#### Records

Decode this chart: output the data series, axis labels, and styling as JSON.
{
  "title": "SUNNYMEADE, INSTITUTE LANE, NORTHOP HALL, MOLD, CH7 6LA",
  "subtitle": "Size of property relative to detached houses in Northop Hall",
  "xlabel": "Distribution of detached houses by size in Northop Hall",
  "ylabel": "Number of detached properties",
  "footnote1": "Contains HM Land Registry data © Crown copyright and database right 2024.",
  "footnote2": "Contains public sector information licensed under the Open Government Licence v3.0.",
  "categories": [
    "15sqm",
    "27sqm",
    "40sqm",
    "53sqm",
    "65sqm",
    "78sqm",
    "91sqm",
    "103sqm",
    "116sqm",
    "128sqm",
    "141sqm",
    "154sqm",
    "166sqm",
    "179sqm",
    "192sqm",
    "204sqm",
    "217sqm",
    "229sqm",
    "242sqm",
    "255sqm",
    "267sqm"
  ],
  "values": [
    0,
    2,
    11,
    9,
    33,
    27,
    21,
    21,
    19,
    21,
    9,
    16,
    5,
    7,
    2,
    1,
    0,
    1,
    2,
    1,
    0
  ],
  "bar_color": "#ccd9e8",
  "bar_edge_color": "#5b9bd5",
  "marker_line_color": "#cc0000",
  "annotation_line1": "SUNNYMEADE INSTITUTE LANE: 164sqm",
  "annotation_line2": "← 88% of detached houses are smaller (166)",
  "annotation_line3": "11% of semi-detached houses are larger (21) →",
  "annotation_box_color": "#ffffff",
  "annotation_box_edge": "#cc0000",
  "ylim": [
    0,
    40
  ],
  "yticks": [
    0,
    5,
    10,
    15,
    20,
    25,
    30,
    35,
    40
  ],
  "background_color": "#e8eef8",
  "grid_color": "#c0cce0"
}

#### Given request
Only lines that contain the word "SUNNYMEADE" are wanted; copy each of them.

#### Exercise output
  "title": "SUNNYMEADE, INSTITUTE LANE, NORTHOP HALL, MOLD, CH7 6LA",
  "annotation_line1": "SUNNYMEADE INSTITUTE LANE: 164sqm",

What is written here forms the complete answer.